What you should do – Pick out every line holding the string "this" and copy it.

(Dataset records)
»»
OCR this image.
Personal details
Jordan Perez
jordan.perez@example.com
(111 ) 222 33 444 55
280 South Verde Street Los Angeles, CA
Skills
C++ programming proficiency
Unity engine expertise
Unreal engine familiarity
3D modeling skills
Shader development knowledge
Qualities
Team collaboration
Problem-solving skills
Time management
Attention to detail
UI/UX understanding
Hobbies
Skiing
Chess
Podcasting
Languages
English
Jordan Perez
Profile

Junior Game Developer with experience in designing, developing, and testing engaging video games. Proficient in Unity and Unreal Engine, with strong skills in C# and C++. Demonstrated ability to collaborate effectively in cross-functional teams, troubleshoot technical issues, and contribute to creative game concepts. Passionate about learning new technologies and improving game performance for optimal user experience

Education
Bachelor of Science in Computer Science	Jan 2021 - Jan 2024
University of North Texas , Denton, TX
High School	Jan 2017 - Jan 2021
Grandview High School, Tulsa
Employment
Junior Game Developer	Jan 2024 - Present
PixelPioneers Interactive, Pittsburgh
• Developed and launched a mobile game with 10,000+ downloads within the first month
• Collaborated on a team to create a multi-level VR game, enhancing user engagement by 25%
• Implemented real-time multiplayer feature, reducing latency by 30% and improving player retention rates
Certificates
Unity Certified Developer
««
»»
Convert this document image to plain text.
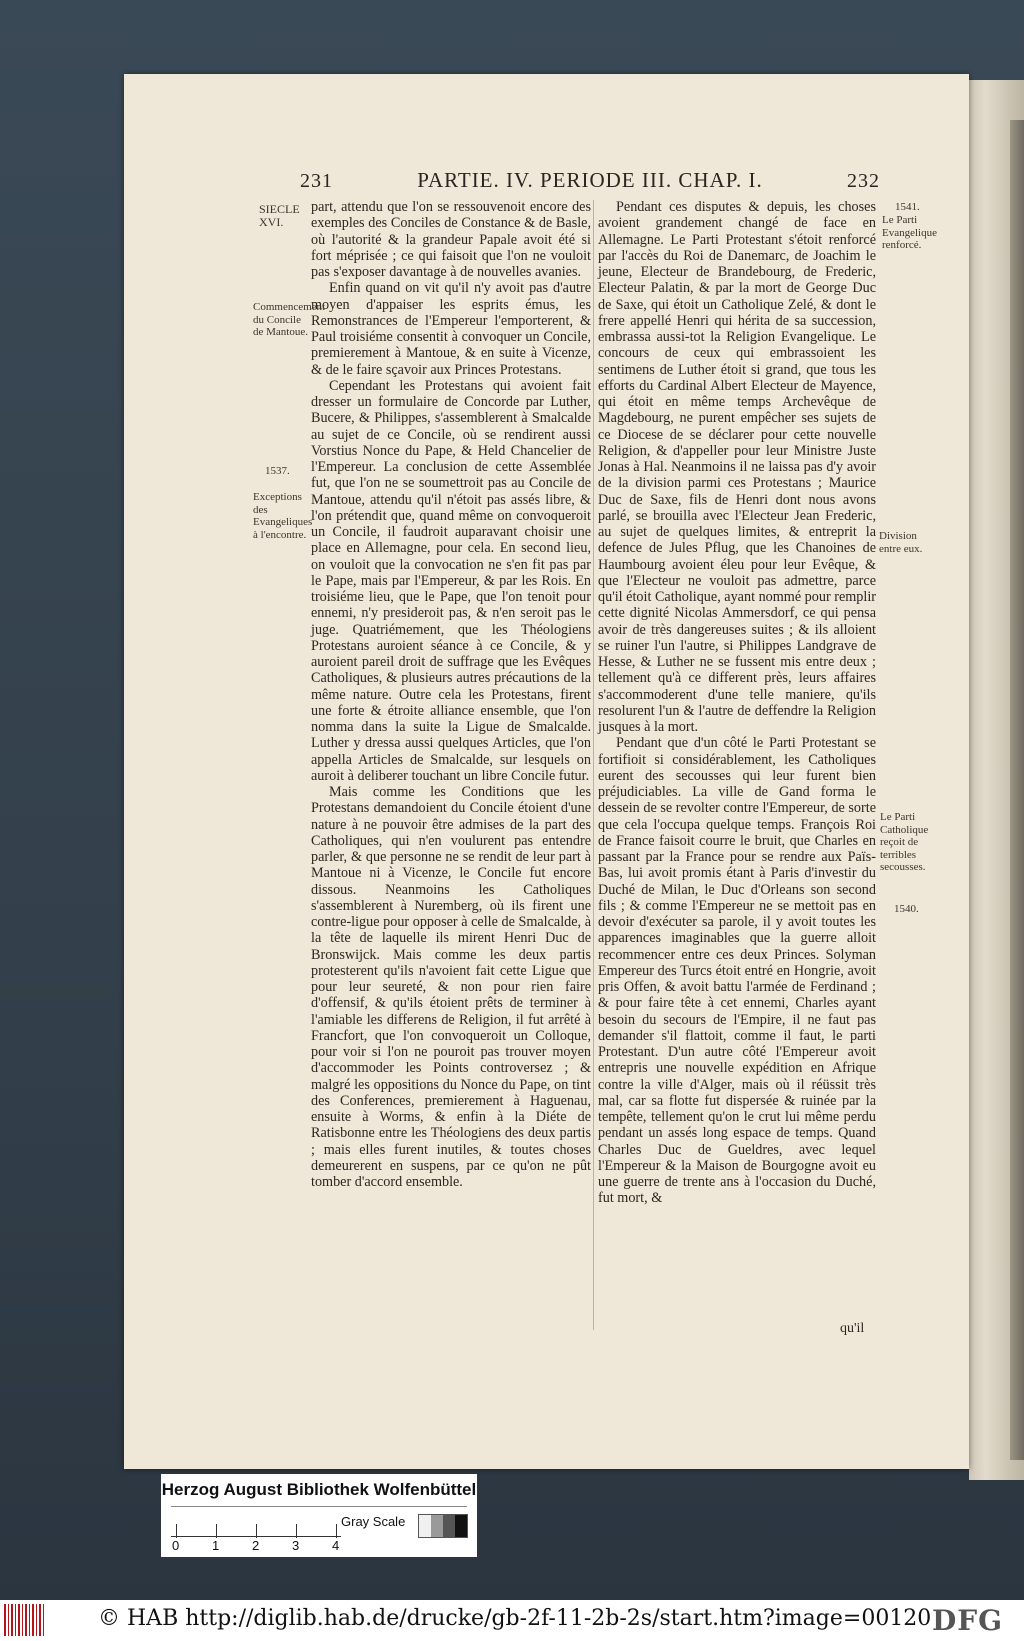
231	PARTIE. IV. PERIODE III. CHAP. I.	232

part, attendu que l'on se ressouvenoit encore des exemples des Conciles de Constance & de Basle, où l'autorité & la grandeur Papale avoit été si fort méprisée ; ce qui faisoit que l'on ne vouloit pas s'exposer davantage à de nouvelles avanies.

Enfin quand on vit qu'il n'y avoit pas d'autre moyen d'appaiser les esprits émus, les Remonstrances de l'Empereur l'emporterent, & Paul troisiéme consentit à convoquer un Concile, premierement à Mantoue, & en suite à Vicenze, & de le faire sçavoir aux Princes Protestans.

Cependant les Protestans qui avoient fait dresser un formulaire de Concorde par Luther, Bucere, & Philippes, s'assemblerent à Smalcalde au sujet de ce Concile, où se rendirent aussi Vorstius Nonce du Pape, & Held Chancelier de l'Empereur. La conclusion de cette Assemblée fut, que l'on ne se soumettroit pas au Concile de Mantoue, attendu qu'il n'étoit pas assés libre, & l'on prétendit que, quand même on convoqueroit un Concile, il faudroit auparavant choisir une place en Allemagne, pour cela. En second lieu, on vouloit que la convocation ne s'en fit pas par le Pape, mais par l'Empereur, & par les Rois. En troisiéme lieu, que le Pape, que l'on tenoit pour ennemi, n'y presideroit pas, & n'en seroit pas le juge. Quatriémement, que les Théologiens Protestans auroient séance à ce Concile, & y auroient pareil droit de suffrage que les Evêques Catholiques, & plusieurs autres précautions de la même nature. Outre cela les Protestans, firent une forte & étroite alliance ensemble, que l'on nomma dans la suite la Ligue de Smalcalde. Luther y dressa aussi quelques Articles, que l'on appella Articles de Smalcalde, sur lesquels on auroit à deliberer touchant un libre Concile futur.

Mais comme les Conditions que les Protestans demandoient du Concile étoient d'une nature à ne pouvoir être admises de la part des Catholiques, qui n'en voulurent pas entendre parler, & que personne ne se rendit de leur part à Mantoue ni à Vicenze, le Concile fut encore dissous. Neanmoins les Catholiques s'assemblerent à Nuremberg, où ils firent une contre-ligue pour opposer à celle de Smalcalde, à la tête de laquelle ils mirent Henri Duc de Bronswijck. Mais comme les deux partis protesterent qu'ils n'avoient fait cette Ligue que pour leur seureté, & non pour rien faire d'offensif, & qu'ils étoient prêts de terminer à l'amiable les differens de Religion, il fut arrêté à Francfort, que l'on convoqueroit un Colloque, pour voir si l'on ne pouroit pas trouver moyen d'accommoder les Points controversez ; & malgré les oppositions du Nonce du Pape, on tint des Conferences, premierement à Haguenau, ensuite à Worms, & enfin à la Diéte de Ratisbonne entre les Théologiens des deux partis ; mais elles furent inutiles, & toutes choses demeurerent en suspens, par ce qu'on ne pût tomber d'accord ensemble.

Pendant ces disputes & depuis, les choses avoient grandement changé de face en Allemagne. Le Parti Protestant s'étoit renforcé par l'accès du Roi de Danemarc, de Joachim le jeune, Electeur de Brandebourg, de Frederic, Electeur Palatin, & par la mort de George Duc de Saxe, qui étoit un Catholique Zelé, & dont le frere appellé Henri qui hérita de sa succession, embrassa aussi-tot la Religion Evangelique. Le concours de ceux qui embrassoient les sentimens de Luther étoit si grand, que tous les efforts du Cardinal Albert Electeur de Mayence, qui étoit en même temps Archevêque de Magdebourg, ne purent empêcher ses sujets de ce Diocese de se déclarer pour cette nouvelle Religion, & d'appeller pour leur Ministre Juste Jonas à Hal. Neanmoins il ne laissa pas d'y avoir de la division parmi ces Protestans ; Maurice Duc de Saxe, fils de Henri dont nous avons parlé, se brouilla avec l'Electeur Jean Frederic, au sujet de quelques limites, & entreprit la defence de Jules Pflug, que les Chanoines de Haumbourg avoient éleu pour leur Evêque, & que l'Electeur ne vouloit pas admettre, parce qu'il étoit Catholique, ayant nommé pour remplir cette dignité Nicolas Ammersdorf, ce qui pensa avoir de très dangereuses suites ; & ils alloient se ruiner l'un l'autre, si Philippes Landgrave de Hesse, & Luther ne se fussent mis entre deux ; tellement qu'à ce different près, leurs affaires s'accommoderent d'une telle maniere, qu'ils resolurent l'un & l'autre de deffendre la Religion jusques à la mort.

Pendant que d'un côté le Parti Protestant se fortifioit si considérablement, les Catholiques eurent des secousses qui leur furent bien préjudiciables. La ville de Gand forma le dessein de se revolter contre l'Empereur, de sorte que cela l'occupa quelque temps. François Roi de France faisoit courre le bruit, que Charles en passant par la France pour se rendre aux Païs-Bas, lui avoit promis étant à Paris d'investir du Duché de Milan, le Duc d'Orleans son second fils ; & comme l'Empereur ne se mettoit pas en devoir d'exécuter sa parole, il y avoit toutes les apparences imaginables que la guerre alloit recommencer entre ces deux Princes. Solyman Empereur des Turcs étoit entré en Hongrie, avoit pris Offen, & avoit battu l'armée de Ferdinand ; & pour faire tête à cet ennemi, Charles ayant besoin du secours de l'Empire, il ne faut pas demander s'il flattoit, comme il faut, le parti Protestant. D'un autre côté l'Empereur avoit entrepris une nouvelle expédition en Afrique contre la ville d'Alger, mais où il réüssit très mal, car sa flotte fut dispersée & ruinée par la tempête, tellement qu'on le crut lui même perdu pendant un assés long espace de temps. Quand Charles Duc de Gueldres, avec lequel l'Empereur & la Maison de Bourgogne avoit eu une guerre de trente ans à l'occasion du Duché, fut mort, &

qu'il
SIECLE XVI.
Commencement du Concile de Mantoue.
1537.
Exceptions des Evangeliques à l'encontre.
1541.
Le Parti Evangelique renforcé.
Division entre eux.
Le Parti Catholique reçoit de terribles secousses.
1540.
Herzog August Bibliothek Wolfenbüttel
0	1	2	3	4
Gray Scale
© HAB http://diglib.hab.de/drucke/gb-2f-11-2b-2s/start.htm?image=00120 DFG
««
Written answer –
OCR this image.
Convert this document image to plain text.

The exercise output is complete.